**THE EXERCISE:** In this exercise, print only the lines of the records below from the one with "Decode this image" through the one with "Convert this screenshot", inclusive. Pictures are not part of the copy.

Structured figure records
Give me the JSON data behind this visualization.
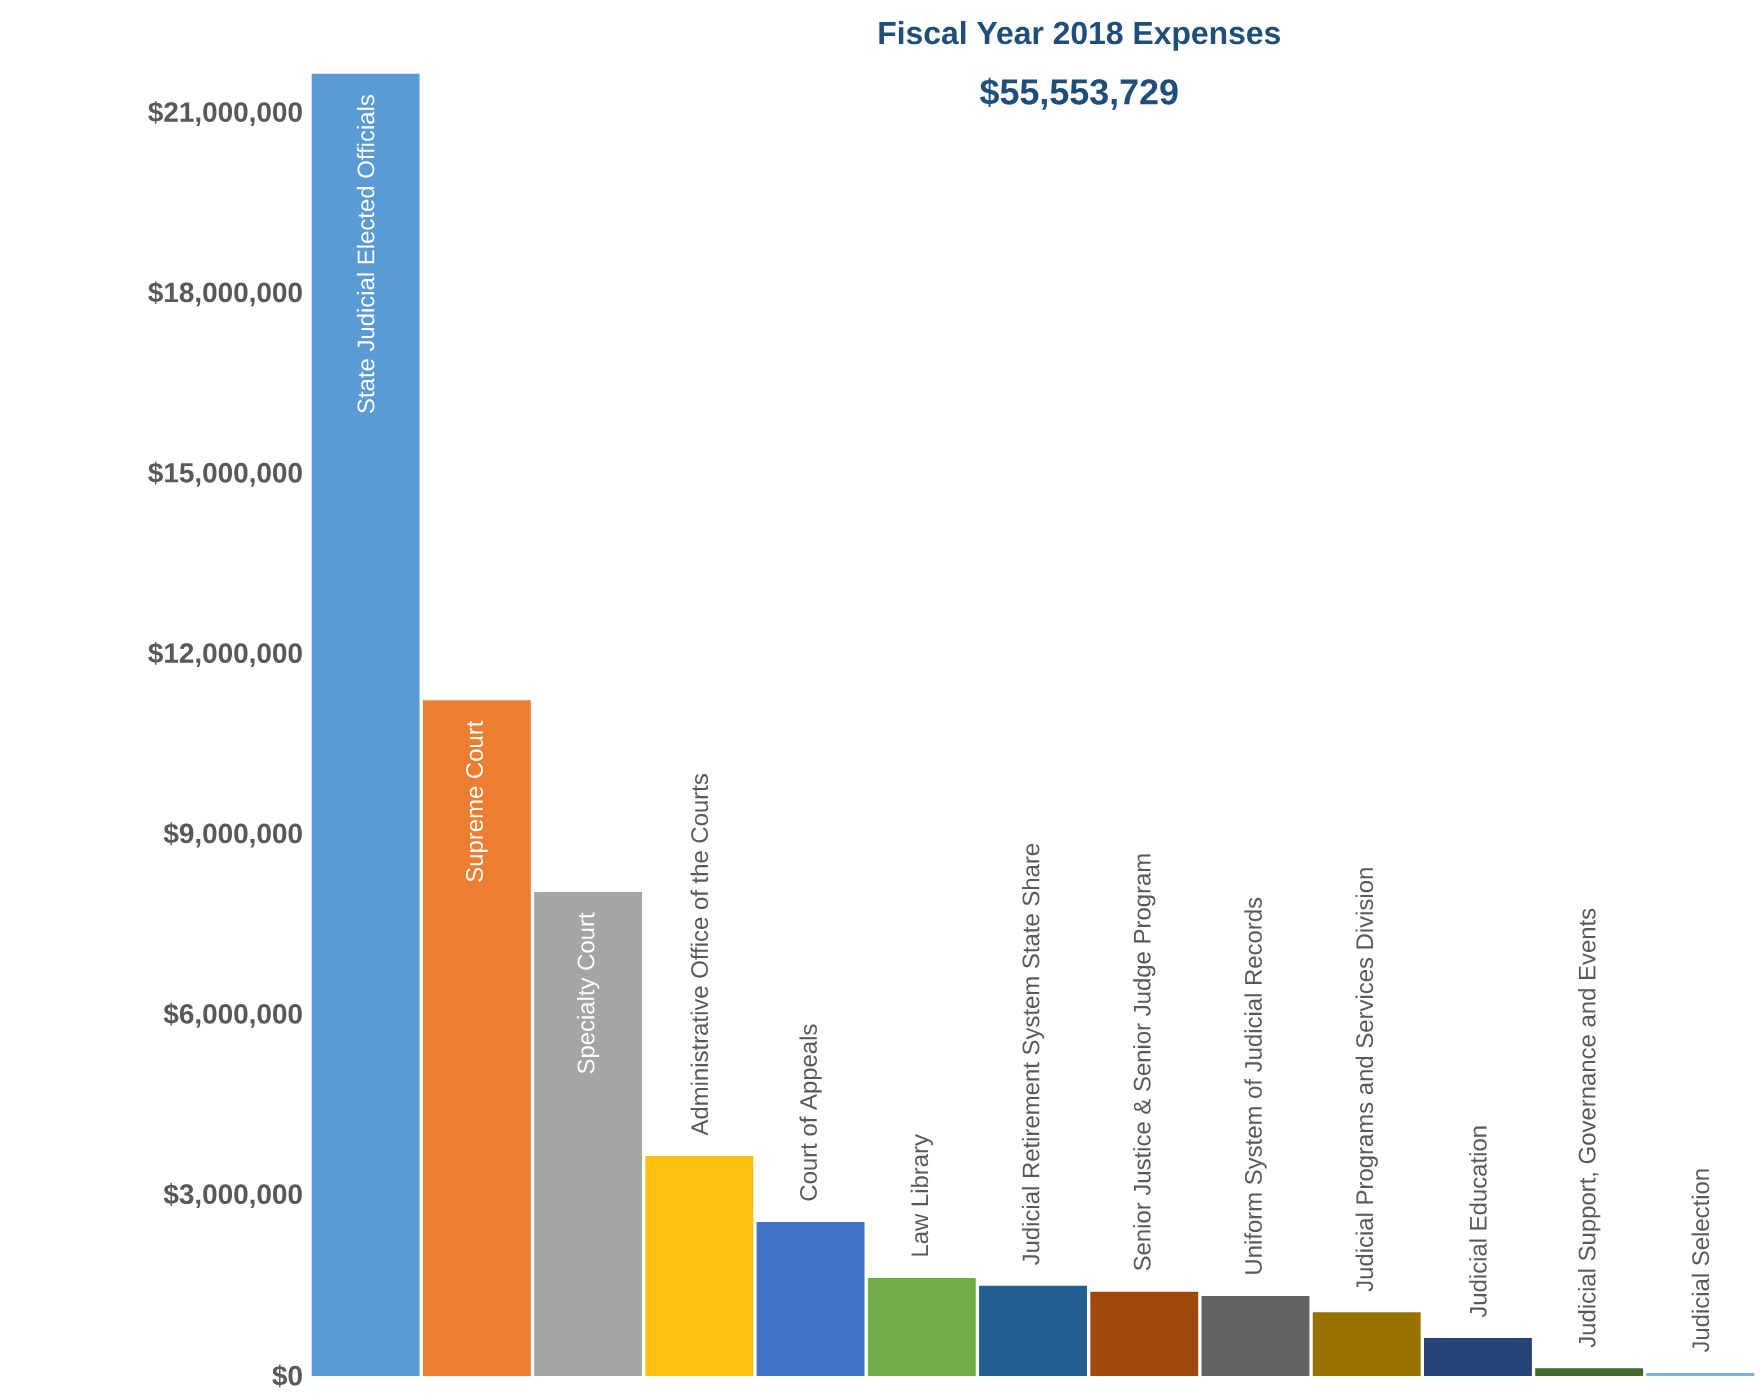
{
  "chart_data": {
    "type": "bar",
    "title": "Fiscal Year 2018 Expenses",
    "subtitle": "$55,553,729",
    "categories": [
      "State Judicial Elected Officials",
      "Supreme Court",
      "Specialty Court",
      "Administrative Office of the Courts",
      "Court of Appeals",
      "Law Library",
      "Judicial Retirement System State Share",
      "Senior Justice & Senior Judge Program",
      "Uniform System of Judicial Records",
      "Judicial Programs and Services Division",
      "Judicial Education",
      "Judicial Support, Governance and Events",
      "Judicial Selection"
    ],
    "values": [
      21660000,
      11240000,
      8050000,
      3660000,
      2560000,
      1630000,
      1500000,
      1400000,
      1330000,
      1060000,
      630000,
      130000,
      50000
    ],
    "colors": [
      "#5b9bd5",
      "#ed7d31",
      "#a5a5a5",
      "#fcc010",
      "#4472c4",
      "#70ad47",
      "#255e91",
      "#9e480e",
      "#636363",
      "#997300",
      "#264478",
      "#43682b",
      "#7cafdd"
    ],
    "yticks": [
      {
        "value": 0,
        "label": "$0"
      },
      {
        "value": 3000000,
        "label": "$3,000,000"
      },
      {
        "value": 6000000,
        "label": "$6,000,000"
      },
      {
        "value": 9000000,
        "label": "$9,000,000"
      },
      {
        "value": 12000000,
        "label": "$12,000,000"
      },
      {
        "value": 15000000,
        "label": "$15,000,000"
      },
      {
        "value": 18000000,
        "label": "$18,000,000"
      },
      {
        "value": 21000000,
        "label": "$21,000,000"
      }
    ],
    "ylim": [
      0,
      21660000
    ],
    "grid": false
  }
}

* * *

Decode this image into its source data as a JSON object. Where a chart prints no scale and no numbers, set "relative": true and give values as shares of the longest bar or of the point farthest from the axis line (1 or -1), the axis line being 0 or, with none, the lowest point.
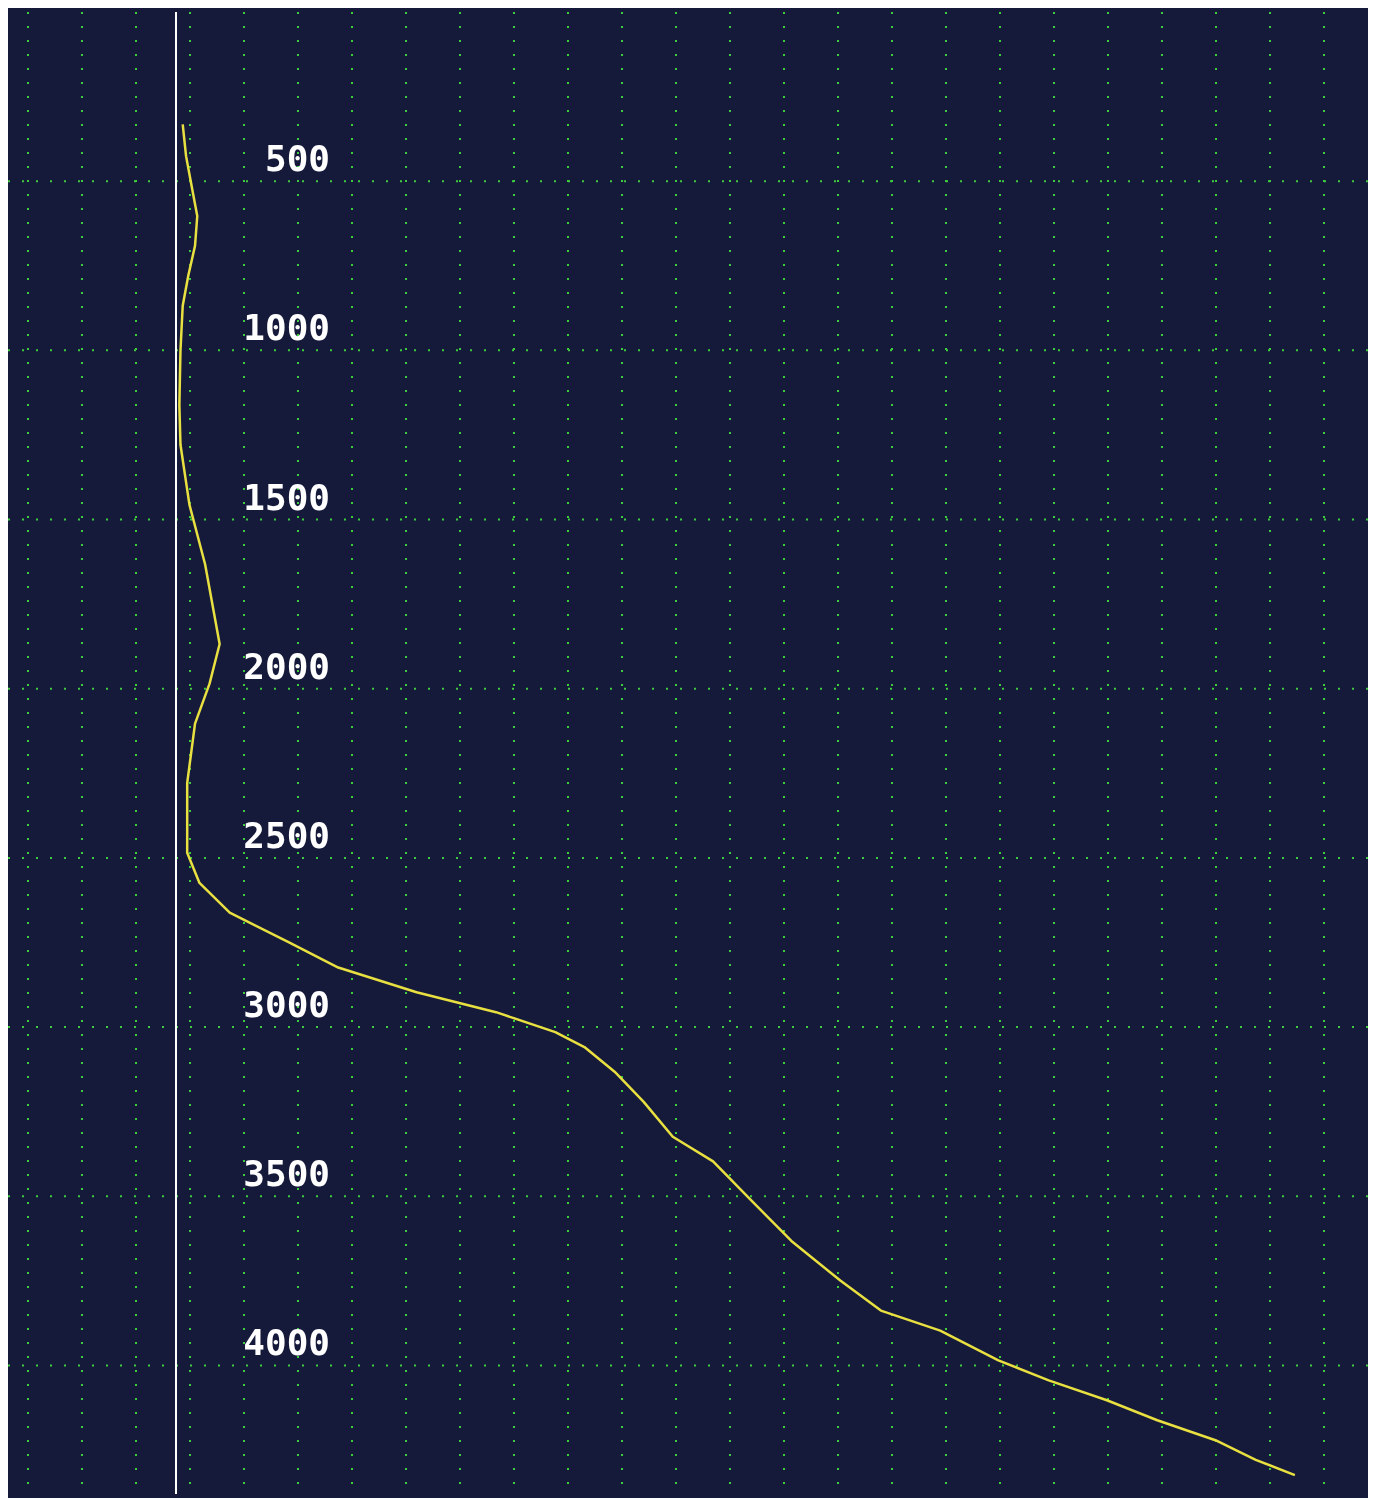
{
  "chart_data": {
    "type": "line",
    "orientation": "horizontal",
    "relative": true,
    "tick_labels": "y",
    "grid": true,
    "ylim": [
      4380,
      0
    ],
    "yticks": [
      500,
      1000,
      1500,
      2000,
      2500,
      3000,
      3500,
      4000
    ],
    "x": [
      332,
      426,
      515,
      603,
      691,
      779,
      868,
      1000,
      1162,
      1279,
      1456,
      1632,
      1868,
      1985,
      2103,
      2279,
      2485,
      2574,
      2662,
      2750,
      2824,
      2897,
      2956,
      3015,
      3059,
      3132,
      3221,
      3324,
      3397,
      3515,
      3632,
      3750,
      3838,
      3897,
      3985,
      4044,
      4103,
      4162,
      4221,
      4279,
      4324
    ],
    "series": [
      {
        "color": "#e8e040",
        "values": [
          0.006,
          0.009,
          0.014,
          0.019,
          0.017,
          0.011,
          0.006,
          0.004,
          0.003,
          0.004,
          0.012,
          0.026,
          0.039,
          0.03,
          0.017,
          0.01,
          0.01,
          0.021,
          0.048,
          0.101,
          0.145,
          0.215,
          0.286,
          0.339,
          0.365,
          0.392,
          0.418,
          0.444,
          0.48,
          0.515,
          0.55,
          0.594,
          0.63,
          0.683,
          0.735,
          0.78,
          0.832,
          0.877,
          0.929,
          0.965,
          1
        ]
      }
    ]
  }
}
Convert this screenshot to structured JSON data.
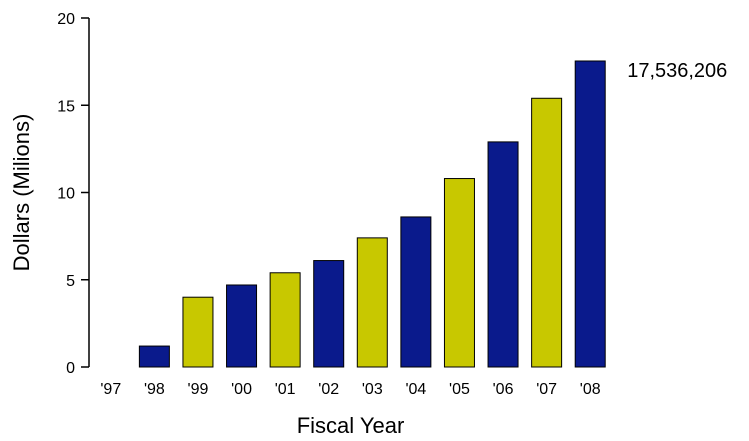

**THE RESULT:**
Decode this image into its source data as a JSON object. Where a chart prints no scale and no numbers, set "relative": true and give values as shares of the longest bar or of the point farthest from the axis line (1 or -1), the axis line being 0 or, with none, the lowest point.
{
  "chart_data": {
    "type": "line",
    "orientation": "horizontal",
    "relative": true,
    "tick_labels": "y",
    "grid": true,
    "ylim": [
      4380,
      0
    ],
    "yticks": [
      500,
      1000,
      1500,
      2000,
      2500,
      3000,
      3500,
      4000
    ],
    "x": [
      332,
      426,
      515,
      603,
      691,
      779,
      868,
      1000,
      1162,
      1279,
      1456,
      1632,
      1868,
      1985,
      2103,
      2279,
      2485,
      2574,
      2662,
      2750,
      2824,
      2897,
      2956,
      3015,
      3059,
      3132,
      3221,
      3324,
      3397,
      3515,
      3632,
      3750,
      3838,
      3897,
      3985,
      4044,
      4103,
      4162,
      4221,
      4279,
      4324
    ],
    "series": [
      {
        "color": "#e8e040",
        "values": [
          0.006,
          0.009,
          0.014,
          0.019,
          0.017,
          0.011,
          0.006,
          0.004,
          0.003,
          0.004,
          0.012,
          0.026,
          0.039,
          0.03,
          0.017,
          0.01,
          0.01,
          0.021,
          0.048,
          0.101,
          0.145,
          0.215,
          0.286,
          0.339,
          0.365,
          0.392,
          0.418,
          0.444,
          0.48,
          0.515,
          0.55,
          0.594,
          0.63,
          0.683,
          0.735,
          0.78,
          0.832,
          0.877,
          0.929,
          0.965,
          1
        ]
      }
    ]
  }
}
Convert this screenshot to structured JSON data.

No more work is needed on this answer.